_REQUIREMENTS_
Write out exactly the lines below that run from the line containing "Parse this screenshot: output" through the last line of the records.

[Stored data]
►

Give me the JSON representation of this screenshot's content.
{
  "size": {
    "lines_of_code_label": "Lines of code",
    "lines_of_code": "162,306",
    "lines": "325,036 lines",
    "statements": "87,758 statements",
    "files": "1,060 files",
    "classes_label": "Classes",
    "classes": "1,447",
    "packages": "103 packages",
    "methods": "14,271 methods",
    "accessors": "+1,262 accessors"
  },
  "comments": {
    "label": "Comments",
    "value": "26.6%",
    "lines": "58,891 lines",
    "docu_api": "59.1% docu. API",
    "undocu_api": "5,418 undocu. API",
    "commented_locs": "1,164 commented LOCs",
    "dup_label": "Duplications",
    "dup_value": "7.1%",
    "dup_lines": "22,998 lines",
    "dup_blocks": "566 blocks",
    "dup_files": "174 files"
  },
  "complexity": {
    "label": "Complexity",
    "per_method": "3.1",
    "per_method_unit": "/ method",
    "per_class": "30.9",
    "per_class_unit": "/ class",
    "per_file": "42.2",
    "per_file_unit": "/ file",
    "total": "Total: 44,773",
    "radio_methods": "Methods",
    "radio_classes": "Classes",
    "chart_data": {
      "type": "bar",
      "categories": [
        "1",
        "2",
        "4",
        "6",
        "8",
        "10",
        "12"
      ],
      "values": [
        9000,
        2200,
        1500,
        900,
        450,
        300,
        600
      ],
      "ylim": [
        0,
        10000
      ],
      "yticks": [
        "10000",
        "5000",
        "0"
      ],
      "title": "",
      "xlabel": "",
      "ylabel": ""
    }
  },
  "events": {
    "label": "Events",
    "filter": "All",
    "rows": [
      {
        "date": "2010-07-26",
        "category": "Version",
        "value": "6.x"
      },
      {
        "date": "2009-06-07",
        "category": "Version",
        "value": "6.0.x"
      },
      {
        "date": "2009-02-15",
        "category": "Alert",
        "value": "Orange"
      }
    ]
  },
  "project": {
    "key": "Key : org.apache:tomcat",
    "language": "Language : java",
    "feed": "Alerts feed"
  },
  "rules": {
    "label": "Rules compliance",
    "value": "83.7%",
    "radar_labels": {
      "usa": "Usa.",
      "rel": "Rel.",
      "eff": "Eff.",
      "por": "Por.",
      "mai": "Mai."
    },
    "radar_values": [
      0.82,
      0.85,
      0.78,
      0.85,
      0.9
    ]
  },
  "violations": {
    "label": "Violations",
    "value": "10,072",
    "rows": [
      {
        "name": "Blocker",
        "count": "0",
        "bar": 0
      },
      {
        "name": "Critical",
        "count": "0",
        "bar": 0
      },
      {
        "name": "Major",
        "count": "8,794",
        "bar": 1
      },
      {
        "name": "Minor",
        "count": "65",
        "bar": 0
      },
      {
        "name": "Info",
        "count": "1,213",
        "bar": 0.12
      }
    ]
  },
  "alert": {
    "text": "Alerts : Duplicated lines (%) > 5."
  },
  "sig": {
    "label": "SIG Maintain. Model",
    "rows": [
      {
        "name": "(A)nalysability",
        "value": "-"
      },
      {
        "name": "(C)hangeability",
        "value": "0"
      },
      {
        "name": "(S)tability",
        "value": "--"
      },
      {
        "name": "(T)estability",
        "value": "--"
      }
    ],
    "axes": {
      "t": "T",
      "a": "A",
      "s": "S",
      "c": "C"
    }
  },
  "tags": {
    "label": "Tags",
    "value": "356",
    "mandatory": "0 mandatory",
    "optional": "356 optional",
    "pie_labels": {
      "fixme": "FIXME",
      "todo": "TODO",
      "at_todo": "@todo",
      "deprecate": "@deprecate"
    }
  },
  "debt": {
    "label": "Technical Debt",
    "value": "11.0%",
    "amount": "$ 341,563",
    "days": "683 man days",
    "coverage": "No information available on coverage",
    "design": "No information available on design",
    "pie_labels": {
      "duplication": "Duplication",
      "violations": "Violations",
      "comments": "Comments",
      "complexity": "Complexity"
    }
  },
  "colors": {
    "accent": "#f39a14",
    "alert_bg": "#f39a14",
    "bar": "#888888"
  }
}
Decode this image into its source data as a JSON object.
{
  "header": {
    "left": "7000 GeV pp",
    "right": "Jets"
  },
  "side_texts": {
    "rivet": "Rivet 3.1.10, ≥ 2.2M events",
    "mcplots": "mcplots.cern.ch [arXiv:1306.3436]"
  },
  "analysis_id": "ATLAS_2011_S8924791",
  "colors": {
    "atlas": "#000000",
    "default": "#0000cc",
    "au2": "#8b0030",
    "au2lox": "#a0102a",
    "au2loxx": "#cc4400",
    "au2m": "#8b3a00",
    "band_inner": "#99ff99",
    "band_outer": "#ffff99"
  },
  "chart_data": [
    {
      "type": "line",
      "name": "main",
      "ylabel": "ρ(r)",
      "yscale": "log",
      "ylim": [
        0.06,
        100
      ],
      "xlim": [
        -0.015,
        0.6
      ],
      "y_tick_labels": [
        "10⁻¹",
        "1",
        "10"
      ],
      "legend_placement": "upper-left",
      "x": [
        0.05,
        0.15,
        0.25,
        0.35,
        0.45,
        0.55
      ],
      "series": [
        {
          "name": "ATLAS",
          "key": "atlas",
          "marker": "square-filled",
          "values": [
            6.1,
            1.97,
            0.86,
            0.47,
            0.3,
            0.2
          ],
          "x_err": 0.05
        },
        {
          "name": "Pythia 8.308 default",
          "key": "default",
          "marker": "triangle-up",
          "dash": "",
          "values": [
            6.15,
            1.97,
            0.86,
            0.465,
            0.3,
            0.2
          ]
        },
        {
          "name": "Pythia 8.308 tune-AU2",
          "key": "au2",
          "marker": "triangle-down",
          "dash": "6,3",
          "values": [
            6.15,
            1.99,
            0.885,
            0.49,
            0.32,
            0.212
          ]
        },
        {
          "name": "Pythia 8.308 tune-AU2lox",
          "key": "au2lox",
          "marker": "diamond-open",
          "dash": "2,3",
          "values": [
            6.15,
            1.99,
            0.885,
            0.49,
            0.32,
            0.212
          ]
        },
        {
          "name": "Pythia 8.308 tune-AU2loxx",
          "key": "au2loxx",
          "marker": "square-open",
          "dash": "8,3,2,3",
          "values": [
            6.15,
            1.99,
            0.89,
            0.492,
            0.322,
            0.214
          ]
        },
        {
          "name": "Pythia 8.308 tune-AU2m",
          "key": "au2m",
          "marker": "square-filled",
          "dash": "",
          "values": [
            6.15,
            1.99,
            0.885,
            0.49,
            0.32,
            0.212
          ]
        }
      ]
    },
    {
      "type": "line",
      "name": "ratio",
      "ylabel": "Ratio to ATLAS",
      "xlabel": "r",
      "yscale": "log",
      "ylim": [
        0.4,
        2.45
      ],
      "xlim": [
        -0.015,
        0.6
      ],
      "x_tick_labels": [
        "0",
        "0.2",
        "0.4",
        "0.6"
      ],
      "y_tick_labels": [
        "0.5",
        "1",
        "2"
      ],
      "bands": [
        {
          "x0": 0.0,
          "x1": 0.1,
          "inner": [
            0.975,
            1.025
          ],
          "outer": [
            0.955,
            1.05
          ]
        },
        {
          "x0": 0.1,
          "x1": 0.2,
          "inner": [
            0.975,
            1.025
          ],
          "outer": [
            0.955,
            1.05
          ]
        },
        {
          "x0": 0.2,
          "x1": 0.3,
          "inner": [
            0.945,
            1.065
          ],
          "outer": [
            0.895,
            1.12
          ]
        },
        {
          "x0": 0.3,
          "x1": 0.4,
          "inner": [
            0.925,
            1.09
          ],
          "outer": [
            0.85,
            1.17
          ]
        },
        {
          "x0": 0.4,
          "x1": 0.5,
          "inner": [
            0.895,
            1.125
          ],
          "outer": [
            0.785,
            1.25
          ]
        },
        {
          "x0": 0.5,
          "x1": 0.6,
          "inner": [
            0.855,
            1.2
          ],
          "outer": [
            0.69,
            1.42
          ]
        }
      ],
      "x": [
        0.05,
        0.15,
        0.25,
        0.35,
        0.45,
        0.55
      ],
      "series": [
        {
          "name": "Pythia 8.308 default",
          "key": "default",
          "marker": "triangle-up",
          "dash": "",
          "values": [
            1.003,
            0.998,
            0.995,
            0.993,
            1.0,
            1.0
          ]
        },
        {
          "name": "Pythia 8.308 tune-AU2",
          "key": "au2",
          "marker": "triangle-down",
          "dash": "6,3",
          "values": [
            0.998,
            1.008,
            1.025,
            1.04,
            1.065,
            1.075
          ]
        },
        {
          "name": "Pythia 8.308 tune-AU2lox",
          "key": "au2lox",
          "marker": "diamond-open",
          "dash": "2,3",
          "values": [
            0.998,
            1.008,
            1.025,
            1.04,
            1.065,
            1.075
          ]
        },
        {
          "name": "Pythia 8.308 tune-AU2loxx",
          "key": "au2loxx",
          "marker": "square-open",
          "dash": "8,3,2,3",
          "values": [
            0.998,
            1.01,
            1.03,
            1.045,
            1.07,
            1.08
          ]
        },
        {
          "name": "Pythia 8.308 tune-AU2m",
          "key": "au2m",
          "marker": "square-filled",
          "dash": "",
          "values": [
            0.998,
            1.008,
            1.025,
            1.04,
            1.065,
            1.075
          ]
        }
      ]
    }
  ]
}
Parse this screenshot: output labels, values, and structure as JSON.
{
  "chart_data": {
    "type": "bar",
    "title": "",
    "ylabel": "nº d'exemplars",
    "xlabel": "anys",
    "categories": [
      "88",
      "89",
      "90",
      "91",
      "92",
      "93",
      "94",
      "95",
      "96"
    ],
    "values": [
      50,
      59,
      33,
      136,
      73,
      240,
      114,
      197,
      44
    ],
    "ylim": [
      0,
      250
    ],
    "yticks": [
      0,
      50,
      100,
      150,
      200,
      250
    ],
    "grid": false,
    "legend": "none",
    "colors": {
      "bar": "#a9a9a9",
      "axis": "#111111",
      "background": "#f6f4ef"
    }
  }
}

◄

_WRITTEN SOLUTION_
Parse this screenshot: output labels, values, and structure as JSON.
{
  "chart_data": {
    "type": "bar",
    "title": "",
    "ylabel": "nº d'exemplars",
    "xlabel": "anys",
    "categories": [
      "88",
      "89",
      "90",
      "91",
      "92",
      "93",
      "94",
      "95",
      "96"
    ],
    "values": [
      50,
      59,
      33,
      136,
      73,
      240,
      114,
      197,
      44
    ],
    "ylim": [
      0,
      250
    ],
    "yticks": [
      0,
      50,
      100,
      150,
      200,
      250
    ],
    "grid": false,
    "legend": "none",
    "colors": {
      "bar": "#a9a9a9",
      "axis": "#111111",
      "background": "#f6f4ef"
    }
  }
}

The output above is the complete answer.